_GIVEN REQUEST_
Copy every line of the entries below word for word, leaving out the pictures.

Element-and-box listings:
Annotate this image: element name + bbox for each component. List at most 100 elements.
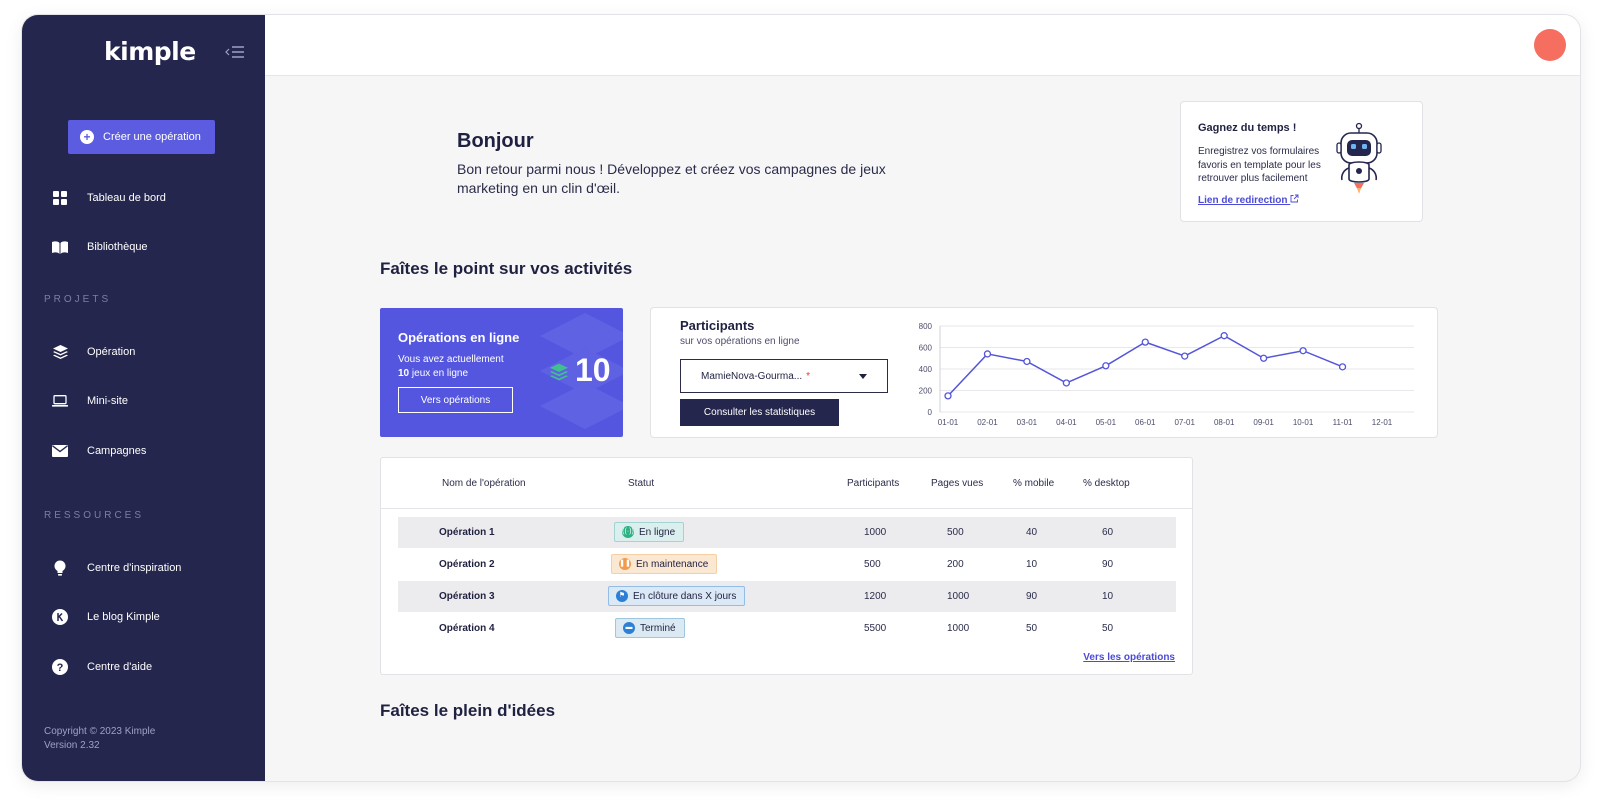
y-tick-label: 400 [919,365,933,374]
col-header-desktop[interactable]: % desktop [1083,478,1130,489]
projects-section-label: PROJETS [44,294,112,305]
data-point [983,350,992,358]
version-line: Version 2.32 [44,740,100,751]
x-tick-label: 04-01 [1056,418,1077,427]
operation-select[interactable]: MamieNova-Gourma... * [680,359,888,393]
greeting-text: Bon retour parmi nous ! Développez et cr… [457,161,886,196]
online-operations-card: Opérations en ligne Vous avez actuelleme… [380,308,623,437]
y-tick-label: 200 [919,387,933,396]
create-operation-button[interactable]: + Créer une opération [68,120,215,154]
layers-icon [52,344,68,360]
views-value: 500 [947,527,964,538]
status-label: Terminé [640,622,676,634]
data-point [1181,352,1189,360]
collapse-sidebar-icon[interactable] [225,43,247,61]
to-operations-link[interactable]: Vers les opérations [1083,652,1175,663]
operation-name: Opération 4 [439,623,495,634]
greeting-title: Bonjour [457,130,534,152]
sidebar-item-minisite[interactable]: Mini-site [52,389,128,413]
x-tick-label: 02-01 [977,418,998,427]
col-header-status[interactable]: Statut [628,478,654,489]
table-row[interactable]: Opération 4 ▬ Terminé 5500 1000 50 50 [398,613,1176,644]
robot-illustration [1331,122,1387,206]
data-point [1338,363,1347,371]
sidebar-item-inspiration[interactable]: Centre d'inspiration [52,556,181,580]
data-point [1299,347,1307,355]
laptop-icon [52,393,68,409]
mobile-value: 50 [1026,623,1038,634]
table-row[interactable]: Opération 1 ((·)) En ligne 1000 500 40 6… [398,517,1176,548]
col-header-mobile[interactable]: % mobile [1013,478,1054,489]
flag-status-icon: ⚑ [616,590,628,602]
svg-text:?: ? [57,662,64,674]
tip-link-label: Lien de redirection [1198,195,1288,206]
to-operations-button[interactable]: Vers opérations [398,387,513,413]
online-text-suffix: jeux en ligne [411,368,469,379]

_RESPONSE TO THIS EXERCISE_
Annotate this image: element name + bbox for each component. List at most 100 elements.
y-tick-label: 400 [919,365,933,374]
col-header-desktop[interactable]: % desktop [1083,478,1130,489]
projects-section-label: PROJETS [44,294,112,305]
data-point [983,350,992,358]
version-line: Version 2.32 [44,740,100,751]
x-tick-label: 04-01 [1056,418,1077,427]
operation-select[interactable]: MamieNova-Gourma... * [680,359,888,393]
greeting-text: Bon retour parmi nous ! Développez et cr… [457,161,886,196]
online-operations-card: Opérations en ligne Vous avez actuelleme… [380,308,623,437]
y-tick-label: 200 [919,387,933,396]
create-operation-button[interactable]: + Créer une opération [68,120,215,154]
layers-icon [52,344,68,360]
views-value: 500 [947,527,964,538]
status-label: Terminé [640,622,676,634]
data-point [1181,352,1189,360]
collapse-sidebar-icon[interactable] [225,43,247,61]
to-operations-link[interactable]: Vers les opérations [1083,652,1175,663]
operation-name: Opération 4 [439,623,495,634]
greeting-title: Bonjour [457,130,534,152]
sidebar-item-minisite[interactable]: Mini-site [52,389,128,413]
x-tick-label: 02-01 [977,418,998,427]
col-header-status[interactable]: Statut [628,478,654,489]
table-row[interactable]: Opération 4 ▬ Terminé 5500 1000 50 50 [398,613,1176,644]
robot-illustration [1331,122,1387,206]
data-point [1338,363,1347,371]
sidebar-item-inspiration[interactable]: Centre d'inspiration [52,556,181,580]
data-point [1299,347,1307,355]
laptop-icon [52,393,68,409]
mobile-value: 50 [1026,623,1038,634]
table-row[interactable]: Opération 1 ((·)) En ligne 1000 500 40 6… [398,517,1176,548]
col-header-mobile[interactable]: % mobile [1013,478,1054,489]
flag-status-icon: ⚑ [616,590,628,602]
svg-text:?: ? [57,662,64,674]
tip-link-label: Lien de redirection [1198,195,1288,206]
to-operations-button[interactable]: Vers opérations [398,387,513,413]
online-text-suffix: jeux en ligne [411,368,469,379]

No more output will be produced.